Transcribe each line of the material as it is, and drop any picture.

#### TASK INPUTS

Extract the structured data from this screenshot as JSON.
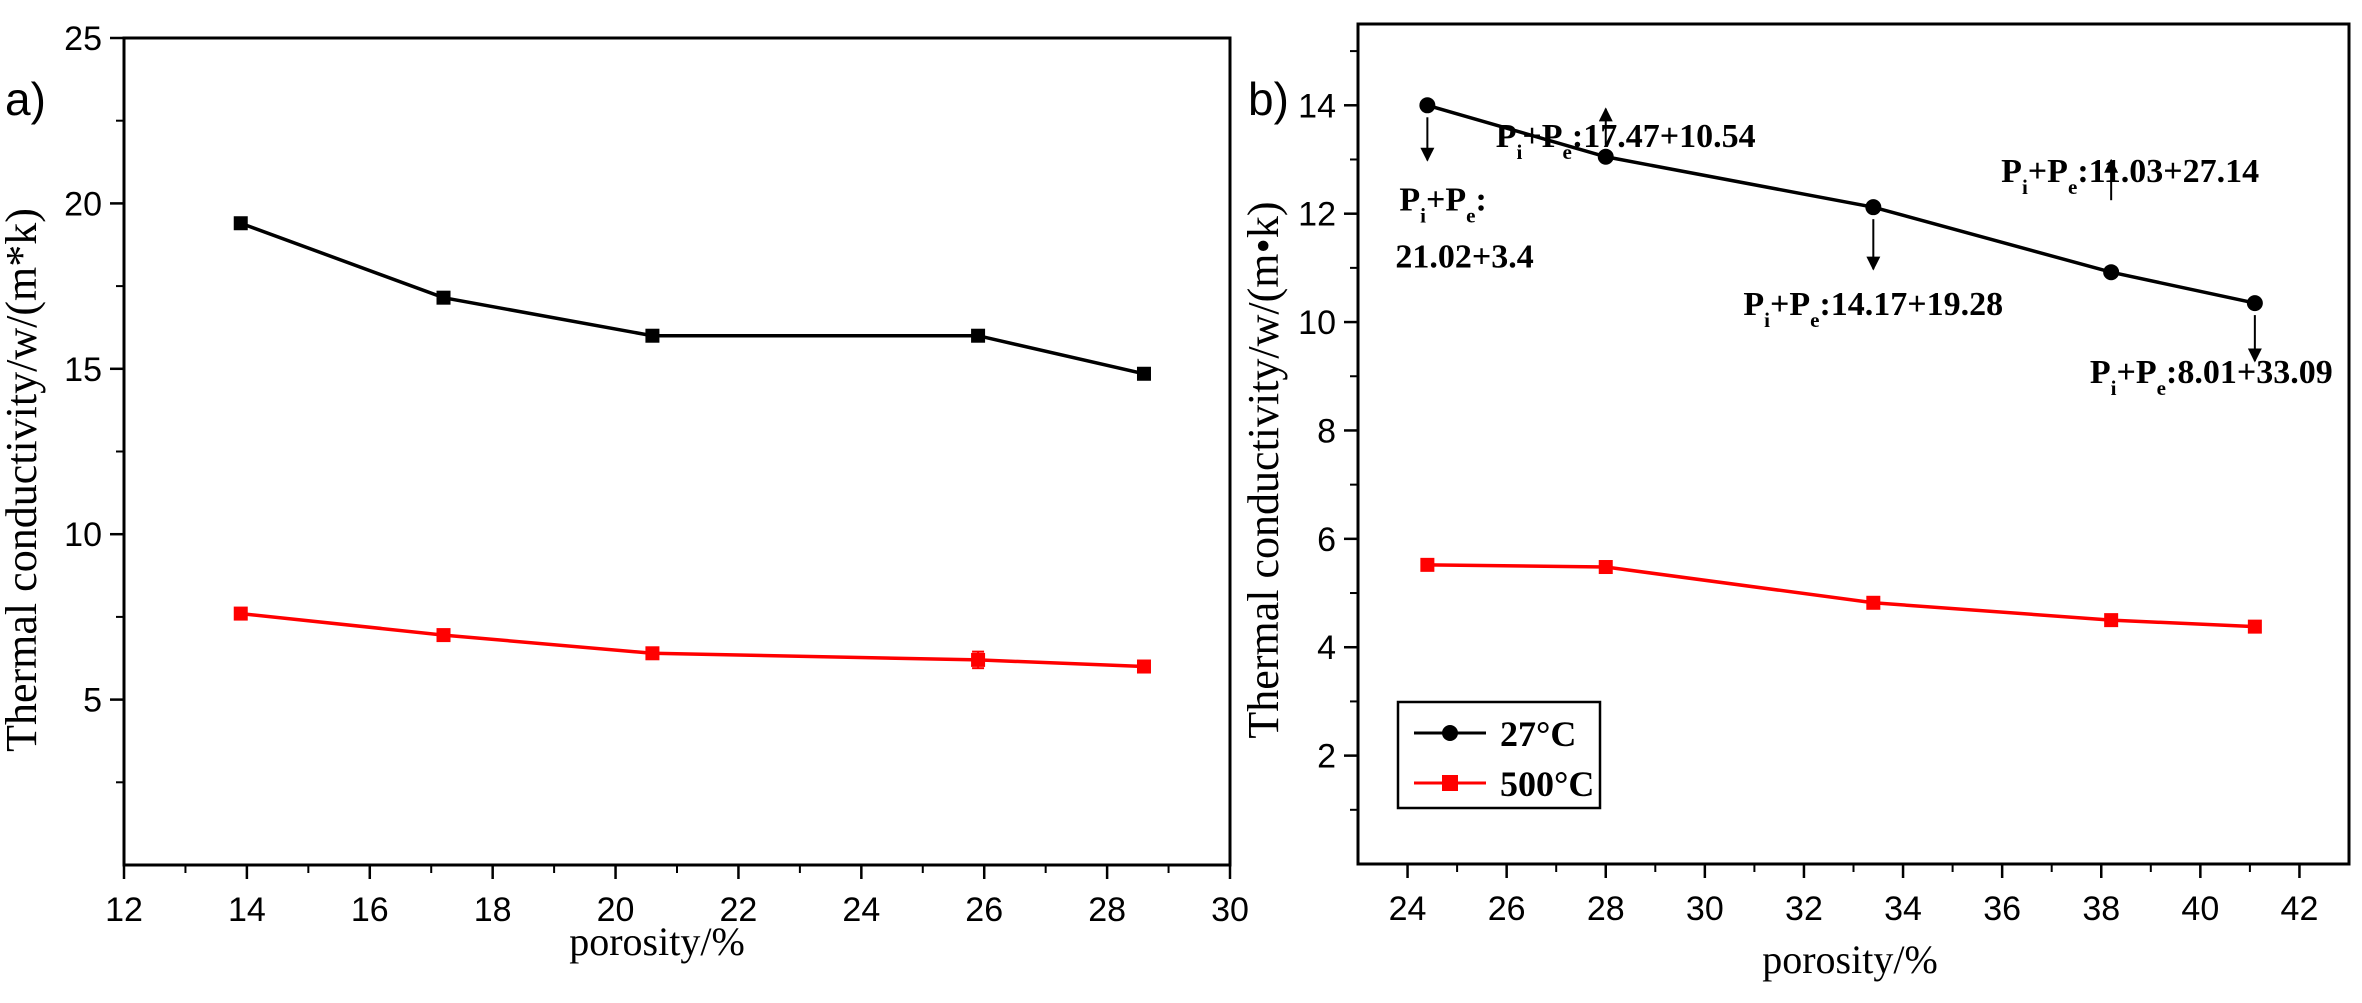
{
  "chart_data": [
    {
      "panel_label": "a)",
      "type": "line",
      "xlabel": "porosity/%",
      "ylabel": "Thermal conductivity/w/(m*k)",
      "xlim": [
        12,
        30
      ],
      "ylim": [
        0,
        25
      ],
      "x_ticks": [
        "12",
        "14",
        "16",
        "18",
        "20",
        "22",
        "24",
        "26",
        "28",
        "30"
      ],
      "y_ticks": [
        "5",
        "10",
        "15",
        "20",
        "25"
      ],
      "grid": false,
      "series": [
        {
          "color": "#000000",
          "marker": "square",
          "x": [
            13.9,
            17.2,
            20.6,
            25.9,
            28.6
          ],
          "y": [
            19.4,
            17.15,
            16.0,
            16.0,
            14.85
          ],
          "err": [
            0.15,
            0.15,
            0.12,
            0.12,
            0.15
          ]
        },
        {
          "color": "#ff0000",
          "marker": "square",
          "x": [
            13.9,
            17.2,
            20.6,
            25.9,
            28.6
          ],
          "y": [
            7.6,
            6.95,
            6.4,
            6.2,
            6.0
          ],
          "err": [
            0.12,
            0.12,
            0.12,
            0.25,
            0.12
          ]
        }
      ]
    },
    {
      "panel_label": "b)",
      "type": "line",
      "xlabel": "porosity/%",
      "ylabel": "Thermal conductivity/w/(m•k)",
      "xlim": [
        23,
        43
      ],
      "ylim": [
        0,
        15.5
      ],
      "x_ticks": [
        "24",
        "26",
        "28",
        "30",
        "32",
        "34",
        "36",
        "38",
        "40",
        "42"
      ],
      "y_ticks": [
        "2",
        "4",
        "6",
        "8",
        "10",
        "12",
        "14"
      ],
      "grid": false,
      "legend_position": "bottom-left",
      "series": [
        {
          "name": "27°C",
          "color": "#000000",
          "marker": "circle",
          "x": [
            24.4,
            28.0,
            33.4,
            38.2,
            41.1
          ],
          "y": [
            14.0,
            13.05,
            12.12,
            10.92,
            10.35
          ]
        },
        {
          "name": "500°C",
          "color": "#ff0000",
          "marker": "square",
          "x": [
            24.4,
            28.0,
            33.4,
            38.2,
            41.1
          ],
          "y": [
            5.52,
            5.48,
            4.82,
            4.5,
            4.38
          ]
        }
      ],
      "annotations": [
        {
          "line1": "Pi+Pe:",
          "line2": "21.02+3.4",
          "point_x": 24.4,
          "point_y": 14.0,
          "arrow": "down"
        },
        {
          "text": "Pi+Pe:17.47+10.54",
          "point_x": 28.0,
          "point_y": 13.05,
          "arrow": "up"
        },
        {
          "text": "Pi+Pe:14.17+19.28",
          "point_x": 33.4,
          "point_y": 12.12,
          "arrow": "down"
        },
        {
          "text": "Pi+Pe:11.03+27.14",
          "point_x": 38.2,
          "point_y": 10.92,
          "arrow": "up"
        },
        {
          "text": "Pi+Pe:8.01+33.09",
          "point_x": 41.1,
          "point_y": 10.35,
          "arrow": "down"
        }
      ]
    }
  ]
}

########

TASK ANSWER:
Extract the structured data from this screenshot as JSON.
{
  "chart_data": [
    {
      "panel_label": "a)",
      "type": "line",
      "xlabel": "porosity/%",
      "ylabel": "Thermal conductivity/w/(m*k)",
      "xlim": [
        12,
        30
      ],
      "ylim": [
        0,
        25
      ],
      "x_ticks": [
        "12",
        "14",
        "16",
        "18",
        "20",
        "22",
        "24",
        "26",
        "28",
        "30"
      ],
      "y_ticks": [
        "5",
        "10",
        "15",
        "20",
        "25"
      ],
      "grid": false,
      "series": [
        {
          "color": "#000000",
          "marker": "square",
          "x": [
            13.9,
            17.2,
            20.6,
            25.9,
            28.6
          ],
          "y": [
            19.4,
            17.15,
            16.0,
            16.0,
            14.85
          ],
          "err": [
            0.15,
            0.15,
            0.12,
            0.12,
            0.15
          ]
        },
        {
          "color": "#ff0000",
          "marker": "square",
          "x": [
            13.9,
            17.2,
            20.6,
            25.9,
            28.6
          ],
          "y": [
            7.6,
            6.95,
            6.4,
            6.2,
            6.0
          ],
          "err": [
            0.12,
            0.12,
            0.12,
            0.25,
            0.12
          ]
        }
      ]
    },
    {
      "panel_label": "b)",
      "type": "line",
      "xlabel": "porosity/%",
      "ylabel": "Thermal conductivity/w/(m•k)",
      "xlim": [
        23,
        43
      ],
      "ylim": [
        0,
        15.5
      ],
      "x_ticks": [
        "24",
        "26",
        "28",
        "30",
        "32",
        "34",
        "36",
        "38",
        "40",
        "42"
      ],
      "y_ticks": [
        "2",
        "4",
        "6",
        "8",
        "10",
        "12",
        "14"
      ],
      "grid": false,
      "legend_position": "bottom-left",
      "series": [
        {
          "name": "27°C",
          "color": "#000000",
          "marker": "circle",
          "x": [
            24.4,
            28.0,
            33.4,
            38.2,
            41.1
          ],
          "y": [
            14.0,
            13.05,
            12.12,
            10.92,
            10.35
          ]
        },
        {
          "name": "500°C",
          "color": "#ff0000",
          "marker": "square",
          "x": [
            24.4,
            28.0,
            33.4,
            38.2,
            41.1
          ],
          "y": [
            5.52,
            5.48,
            4.82,
            4.5,
            4.38
          ]
        }
      ],
      "annotations": [
        {
          "line1": "Pi+Pe:",
          "line2": "21.02+3.4",
          "point_x": 24.4,
          "point_y": 14.0,
          "arrow": "down"
        },
        {
          "text": "Pi+Pe:17.47+10.54",
          "point_x": 28.0,
          "point_y": 13.05,
          "arrow": "up"
        },
        {
          "text": "Pi+Pe:14.17+19.28",
          "point_x": 33.4,
          "point_y": 12.12,
          "arrow": "down"
        },
        {
          "text": "Pi+Pe:11.03+27.14",
          "point_x": 38.2,
          "point_y": 10.92,
          "arrow": "up"
        },
        {
          "text": "Pi+Pe:8.01+33.09",
          "point_x": 41.1,
          "point_y": 10.35,
          "arrow": "down"
        }
      ]
    }
  ]
}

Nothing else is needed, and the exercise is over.